*** Block opens ***

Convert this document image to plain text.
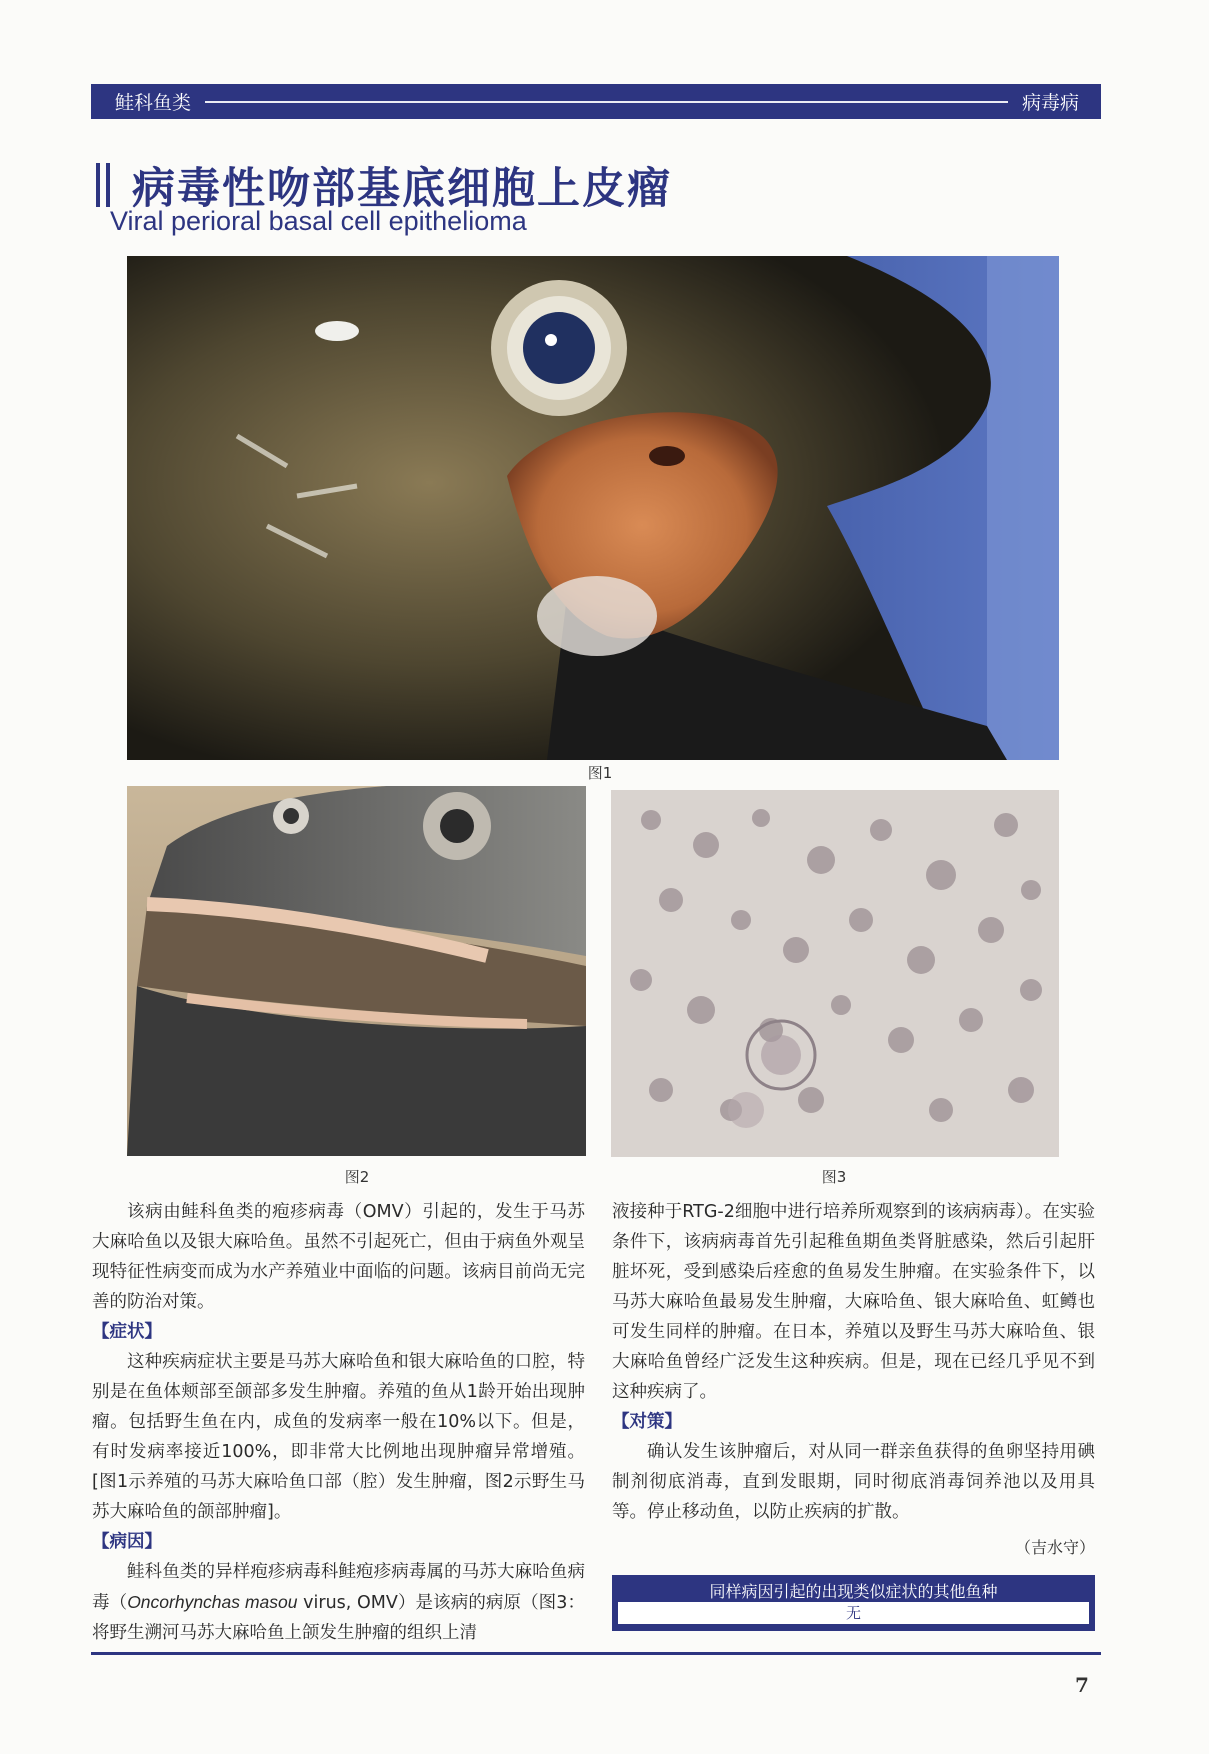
鲑科鱼类	病毒病
病毒性吻部基底细胞上皮瘤
Viral perioral basal cell epithelioma
图1
图2	图3

该病由鲑科鱼类的疱疹病毒（OMV）引起的，发生于马苏大麻哈鱼以及银大麻哈鱼。虽然不引起死亡，但由于病鱼外观呈现特征性病变而成为水产养殖业中面临的问题。该病目前尚无完善的防治对策。

【症状】

这种疾病症状主要是马苏大麻哈鱼和银大麻哈鱼的口腔，特别是在鱼体颊部至颌部多发生肿瘤。养殖的鱼从1龄开始出现肿瘤。包括野生鱼在内，成鱼的发病率一般在10%以下。但是，有时发病率接近100%，即非常大比例地出现肿瘤异常增殖。[图1示养殖的马苏大麻哈鱼口部（腔）发生肿瘤，图2示野生马苏大麻哈鱼的颌部肿瘤]。

【病因】

鲑科鱼类的异样疱疹病毒科鲑疱疹病毒属的马苏大麻哈鱼病毒（Oncorhynchas masou virus, OMV）是该病的病原（图3：将野生溯河马苏大麻哈鱼上颌发生肿瘤的组织上清

液接种于RTG-2细胞中进行培养所观察到的该病病毒）。在实验条件下，该病病毒首先引起稚鱼期鱼类肾脏感染，然后引起肝脏坏死，受到感染后痊愈的鱼易发生肿瘤。在实验条件下，以马苏大麻哈鱼最易发生肿瘤，大麻哈鱼、银大麻哈鱼、虹鳟也可发生同样的肿瘤。在日本，养殖以及野生马苏大麻哈鱼、银大麻哈鱼曾经广泛发生这种疾病。但是，现在已经几乎见不到这种疾病了。

【对策】

确认发生该肿瘤后，对从同一群亲鱼获得的鱼卵坚持用碘制剂彻底消毒，直到发眼期，同时彻底消毒饲养池以及用具等。停止移动鱼，以防止疾病的扩散。

（吉水守）
同样病因引起的出现类似症状的其他鱼种
无
7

*** Block closes ***

To do. With images omitted, output the data exactly as given.

Answer space.
Convert this document image to plain text.
鲑科鱼类	病毒病
病毒性吻部基底细胞上皮瘤
Viral perioral basal cell epithelioma
图1
图2	图3

该病由鲑科鱼类的疱疹病毒（OMV）引起的，发生于马苏大麻哈鱼以及银大麻哈鱼。虽然不引起死亡，但由于病鱼外观呈现特征性病变而成为水产养殖业中面临的问题。该病目前尚无完善的防治对策。

【症状】

这种疾病症状主要是马苏大麻哈鱼和银大麻哈鱼的口腔，特别是在鱼体颊部至颌部多发生肿瘤。养殖的鱼从1龄开始出现肿瘤。包括野生鱼在内，成鱼的发病率一般在10%以下。但是，有时发病率接近100%，即非常大比例地出现肿瘤异常增殖。[图1示养殖的马苏大麻哈鱼口部（腔）发生肿瘤，图2示野生马苏大麻哈鱼的颌部肿瘤]。

【病因】

鲑科鱼类的异样疱疹病毒科鲑疱疹病毒属的马苏大麻哈鱼病毒（Oncorhynchas masou virus, OMV）是该病的病原（图3：将野生溯河马苏大麻哈鱼上颌发生肿瘤的组织上清

液接种于RTG-2细胞中进行培养所观察到的该病病毒）。在实验条件下，该病病毒首先引起稚鱼期鱼类肾脏感染，然后引起肝脏坏死，受到感染后痊愈的鱼易发生肿瘤。在实验条件下，以马苏大麻哈鱼最易发生肿瘤，大麻哈鱼、银大麻哈鱼、虹鳟也可发生同样的肿瘤。在日本，养殖以及野生马苏大麻哈鱼、银大麻哈鱼曾经广泛发生这种疾病。但是，现在已经几乎见不到这种疾病了。

【对策】

确认发生该肿瘤后，对从同一群亲鱼获得的鱼卵坚持用碘制剂彻底消毒，直到发眼期，同时彻底消毒饲养池以及用具等。停止移动鱼，以防止疾病的扩散。

（吉水守）
同样病因引起的出现类似症状的其他鱼种
无
7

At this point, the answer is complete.